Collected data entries
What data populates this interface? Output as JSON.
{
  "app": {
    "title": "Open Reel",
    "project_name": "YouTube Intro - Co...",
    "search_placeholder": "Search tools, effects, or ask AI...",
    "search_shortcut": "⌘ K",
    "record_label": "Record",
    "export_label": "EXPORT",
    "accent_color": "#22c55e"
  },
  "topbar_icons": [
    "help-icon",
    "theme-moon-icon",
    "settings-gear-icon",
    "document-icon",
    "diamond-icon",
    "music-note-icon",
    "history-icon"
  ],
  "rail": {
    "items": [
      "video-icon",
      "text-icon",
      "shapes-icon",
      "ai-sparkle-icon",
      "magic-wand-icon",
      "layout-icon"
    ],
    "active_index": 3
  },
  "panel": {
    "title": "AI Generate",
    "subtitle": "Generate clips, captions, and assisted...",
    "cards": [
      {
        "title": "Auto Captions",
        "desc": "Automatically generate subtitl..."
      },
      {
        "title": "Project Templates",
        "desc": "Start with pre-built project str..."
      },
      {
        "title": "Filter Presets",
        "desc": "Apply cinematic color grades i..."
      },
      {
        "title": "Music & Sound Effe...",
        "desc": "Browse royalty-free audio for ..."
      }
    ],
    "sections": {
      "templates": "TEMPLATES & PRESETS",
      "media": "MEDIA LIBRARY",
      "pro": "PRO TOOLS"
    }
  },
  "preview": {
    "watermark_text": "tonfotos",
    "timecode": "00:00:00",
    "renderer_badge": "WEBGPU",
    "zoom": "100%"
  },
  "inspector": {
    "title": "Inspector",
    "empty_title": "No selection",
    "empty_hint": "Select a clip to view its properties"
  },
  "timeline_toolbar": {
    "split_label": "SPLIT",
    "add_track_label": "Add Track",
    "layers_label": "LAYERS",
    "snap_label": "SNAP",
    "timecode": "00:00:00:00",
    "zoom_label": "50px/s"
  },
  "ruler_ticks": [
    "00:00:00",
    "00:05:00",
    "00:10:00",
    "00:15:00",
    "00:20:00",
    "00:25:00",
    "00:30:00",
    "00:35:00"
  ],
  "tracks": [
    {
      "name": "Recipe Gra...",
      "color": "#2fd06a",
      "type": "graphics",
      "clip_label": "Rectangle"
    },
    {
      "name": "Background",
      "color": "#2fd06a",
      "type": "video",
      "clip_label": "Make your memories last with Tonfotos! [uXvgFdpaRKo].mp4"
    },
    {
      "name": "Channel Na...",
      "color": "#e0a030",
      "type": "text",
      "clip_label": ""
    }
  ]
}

Task prompt — Which lines above contain the word "with"? Copy each of them.

Exercise answer —
        "desc": "Start with pre-built project str..."
      "clip_label": "Make your memories last with Tonfotos! [uXvgFdpaRKo].mp4"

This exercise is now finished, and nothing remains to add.